WHAT THE TASK ASKS →
Pull from the data below each line where the word "tadqiqotlar" occurs, and copy it.

##### THE RECORDS #####

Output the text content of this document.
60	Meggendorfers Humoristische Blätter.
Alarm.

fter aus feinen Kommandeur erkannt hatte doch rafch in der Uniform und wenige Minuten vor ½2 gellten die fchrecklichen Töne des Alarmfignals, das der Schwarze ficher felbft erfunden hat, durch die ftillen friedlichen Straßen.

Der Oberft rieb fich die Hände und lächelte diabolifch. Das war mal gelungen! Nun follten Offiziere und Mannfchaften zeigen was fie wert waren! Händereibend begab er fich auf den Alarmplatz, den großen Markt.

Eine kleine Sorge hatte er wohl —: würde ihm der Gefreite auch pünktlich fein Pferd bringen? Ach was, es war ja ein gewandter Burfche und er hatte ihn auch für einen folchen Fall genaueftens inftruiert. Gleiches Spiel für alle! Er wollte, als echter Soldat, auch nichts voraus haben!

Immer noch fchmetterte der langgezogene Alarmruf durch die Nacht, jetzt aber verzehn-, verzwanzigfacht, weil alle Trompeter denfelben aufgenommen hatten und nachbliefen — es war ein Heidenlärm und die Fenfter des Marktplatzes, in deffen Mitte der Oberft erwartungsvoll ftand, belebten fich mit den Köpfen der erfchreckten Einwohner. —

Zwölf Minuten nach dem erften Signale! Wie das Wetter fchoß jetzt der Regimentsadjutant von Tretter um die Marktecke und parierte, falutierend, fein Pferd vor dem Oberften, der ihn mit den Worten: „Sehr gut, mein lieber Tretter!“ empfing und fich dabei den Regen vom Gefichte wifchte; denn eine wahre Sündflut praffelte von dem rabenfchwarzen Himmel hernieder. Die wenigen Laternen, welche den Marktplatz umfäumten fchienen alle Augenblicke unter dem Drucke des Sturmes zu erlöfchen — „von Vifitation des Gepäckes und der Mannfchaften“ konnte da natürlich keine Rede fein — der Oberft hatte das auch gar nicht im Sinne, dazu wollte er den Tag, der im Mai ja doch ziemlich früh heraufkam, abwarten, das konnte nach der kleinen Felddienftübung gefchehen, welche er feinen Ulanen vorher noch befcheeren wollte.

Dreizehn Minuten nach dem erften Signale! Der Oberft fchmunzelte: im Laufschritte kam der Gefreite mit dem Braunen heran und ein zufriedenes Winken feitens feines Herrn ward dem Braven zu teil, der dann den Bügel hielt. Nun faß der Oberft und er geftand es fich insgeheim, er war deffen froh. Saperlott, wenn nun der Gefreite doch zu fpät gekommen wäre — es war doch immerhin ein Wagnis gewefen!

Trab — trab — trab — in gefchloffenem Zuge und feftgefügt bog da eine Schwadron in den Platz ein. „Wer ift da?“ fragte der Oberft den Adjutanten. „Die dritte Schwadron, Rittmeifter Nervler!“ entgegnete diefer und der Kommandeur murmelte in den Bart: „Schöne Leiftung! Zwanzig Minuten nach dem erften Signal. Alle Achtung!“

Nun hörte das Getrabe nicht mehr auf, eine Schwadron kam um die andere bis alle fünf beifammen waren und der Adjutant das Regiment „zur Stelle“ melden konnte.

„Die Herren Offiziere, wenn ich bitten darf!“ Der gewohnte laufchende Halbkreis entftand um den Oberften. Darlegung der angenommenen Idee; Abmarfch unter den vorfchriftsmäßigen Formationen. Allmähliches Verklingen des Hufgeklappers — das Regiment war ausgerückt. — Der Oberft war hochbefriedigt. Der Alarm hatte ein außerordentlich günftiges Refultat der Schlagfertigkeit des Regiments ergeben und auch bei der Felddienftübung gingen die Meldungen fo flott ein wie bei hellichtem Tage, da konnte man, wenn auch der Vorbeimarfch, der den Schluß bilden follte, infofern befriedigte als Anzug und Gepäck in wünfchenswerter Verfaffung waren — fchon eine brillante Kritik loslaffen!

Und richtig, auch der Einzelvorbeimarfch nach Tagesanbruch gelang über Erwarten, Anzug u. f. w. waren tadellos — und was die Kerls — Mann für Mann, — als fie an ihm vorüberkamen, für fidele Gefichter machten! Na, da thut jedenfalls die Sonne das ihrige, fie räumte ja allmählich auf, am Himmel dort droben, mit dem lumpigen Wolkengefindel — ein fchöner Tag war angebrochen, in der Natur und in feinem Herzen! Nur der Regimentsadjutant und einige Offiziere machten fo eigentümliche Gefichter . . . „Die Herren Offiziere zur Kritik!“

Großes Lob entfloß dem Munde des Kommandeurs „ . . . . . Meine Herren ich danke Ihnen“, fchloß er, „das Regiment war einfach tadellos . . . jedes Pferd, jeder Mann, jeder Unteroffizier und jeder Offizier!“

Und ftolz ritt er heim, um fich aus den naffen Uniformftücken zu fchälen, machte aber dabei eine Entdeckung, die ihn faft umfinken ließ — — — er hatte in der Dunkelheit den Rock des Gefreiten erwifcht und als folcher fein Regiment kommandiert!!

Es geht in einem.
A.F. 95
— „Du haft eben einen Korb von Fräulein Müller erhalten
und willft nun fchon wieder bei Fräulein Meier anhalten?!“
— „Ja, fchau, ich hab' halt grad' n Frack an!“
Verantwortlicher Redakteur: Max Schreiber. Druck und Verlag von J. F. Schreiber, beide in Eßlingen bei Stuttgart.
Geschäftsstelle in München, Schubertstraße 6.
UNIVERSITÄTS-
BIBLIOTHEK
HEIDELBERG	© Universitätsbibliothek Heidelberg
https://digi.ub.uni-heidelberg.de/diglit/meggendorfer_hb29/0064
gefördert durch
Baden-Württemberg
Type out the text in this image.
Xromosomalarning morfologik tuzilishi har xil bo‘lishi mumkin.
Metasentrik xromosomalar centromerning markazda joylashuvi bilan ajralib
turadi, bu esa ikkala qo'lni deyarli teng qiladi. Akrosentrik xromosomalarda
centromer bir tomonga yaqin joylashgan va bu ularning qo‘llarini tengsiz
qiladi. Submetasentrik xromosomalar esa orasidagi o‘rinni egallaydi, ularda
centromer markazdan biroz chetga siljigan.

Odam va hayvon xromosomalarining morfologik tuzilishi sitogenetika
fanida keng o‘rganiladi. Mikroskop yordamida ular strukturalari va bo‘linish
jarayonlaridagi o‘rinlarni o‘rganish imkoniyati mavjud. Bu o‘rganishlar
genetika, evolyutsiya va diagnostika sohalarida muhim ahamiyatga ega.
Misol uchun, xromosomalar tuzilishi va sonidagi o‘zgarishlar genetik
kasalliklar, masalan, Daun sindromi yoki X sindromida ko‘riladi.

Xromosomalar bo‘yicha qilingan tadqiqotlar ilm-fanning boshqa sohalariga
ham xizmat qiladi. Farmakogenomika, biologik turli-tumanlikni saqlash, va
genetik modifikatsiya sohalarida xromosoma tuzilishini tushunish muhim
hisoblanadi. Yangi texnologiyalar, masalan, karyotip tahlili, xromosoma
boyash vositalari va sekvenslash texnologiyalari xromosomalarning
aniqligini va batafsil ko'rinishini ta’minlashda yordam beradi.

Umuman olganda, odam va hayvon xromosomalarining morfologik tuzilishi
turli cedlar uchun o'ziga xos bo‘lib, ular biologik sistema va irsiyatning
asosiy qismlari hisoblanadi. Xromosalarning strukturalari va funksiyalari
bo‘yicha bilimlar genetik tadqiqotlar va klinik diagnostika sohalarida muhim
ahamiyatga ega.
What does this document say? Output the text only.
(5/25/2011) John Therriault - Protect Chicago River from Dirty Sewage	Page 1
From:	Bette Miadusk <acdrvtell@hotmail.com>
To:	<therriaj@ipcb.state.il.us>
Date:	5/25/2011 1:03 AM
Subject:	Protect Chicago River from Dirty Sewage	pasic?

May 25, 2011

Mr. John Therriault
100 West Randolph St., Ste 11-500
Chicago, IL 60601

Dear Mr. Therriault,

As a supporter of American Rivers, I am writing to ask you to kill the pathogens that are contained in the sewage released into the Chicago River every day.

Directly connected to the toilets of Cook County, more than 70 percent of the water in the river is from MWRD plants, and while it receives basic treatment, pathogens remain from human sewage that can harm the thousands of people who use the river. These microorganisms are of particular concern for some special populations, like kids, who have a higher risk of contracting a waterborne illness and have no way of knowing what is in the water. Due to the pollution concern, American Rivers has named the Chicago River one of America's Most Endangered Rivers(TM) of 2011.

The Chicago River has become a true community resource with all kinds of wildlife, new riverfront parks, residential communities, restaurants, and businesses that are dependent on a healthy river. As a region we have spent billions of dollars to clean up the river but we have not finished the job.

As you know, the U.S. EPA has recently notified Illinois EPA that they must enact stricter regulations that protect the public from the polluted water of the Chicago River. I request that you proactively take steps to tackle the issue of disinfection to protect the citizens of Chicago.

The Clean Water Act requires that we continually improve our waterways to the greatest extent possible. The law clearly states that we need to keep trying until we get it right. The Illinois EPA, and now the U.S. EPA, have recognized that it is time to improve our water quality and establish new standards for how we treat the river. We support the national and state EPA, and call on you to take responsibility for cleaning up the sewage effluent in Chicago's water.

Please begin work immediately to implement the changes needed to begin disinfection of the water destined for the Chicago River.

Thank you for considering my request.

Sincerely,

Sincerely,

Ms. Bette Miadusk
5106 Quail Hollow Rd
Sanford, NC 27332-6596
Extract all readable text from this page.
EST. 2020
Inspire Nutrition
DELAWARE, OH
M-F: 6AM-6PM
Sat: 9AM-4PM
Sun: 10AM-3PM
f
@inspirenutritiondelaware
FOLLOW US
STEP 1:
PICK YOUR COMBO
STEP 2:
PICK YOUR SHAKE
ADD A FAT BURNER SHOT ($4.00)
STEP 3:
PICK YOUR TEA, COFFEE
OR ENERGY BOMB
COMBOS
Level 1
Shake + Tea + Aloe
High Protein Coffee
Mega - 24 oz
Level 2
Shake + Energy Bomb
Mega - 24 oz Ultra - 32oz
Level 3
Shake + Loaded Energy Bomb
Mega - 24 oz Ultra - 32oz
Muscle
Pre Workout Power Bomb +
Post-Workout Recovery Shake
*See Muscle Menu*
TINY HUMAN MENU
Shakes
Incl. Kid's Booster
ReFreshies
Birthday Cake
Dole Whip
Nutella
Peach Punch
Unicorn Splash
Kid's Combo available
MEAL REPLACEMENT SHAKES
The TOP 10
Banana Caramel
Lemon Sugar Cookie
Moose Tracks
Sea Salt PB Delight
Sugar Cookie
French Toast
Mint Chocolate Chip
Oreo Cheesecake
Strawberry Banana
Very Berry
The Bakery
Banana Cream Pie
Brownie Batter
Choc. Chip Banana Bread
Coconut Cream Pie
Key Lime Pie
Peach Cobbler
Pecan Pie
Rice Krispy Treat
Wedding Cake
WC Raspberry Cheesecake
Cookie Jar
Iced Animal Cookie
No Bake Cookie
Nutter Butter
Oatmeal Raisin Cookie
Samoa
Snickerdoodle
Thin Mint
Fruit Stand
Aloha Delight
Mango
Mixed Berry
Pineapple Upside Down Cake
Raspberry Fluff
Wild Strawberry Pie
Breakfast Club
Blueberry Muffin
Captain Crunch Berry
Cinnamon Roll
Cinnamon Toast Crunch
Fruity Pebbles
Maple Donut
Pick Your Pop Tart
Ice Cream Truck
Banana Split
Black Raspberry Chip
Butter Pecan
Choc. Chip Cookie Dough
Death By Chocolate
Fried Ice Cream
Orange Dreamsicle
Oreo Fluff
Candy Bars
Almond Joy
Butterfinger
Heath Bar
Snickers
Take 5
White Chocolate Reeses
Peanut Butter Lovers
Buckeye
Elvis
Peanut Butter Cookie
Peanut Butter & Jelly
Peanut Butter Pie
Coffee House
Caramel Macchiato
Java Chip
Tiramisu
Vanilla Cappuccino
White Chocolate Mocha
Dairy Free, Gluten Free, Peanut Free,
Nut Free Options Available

#####

EXERCISE SOLUTION →
Xromosomalar bo‘yicha qilingan tadqiqotlar ilm-fanning boshqa sohalariga
bo‘yicha bilimlar genetik tadqiqotlar va klinik diagnostika sohalarida muhim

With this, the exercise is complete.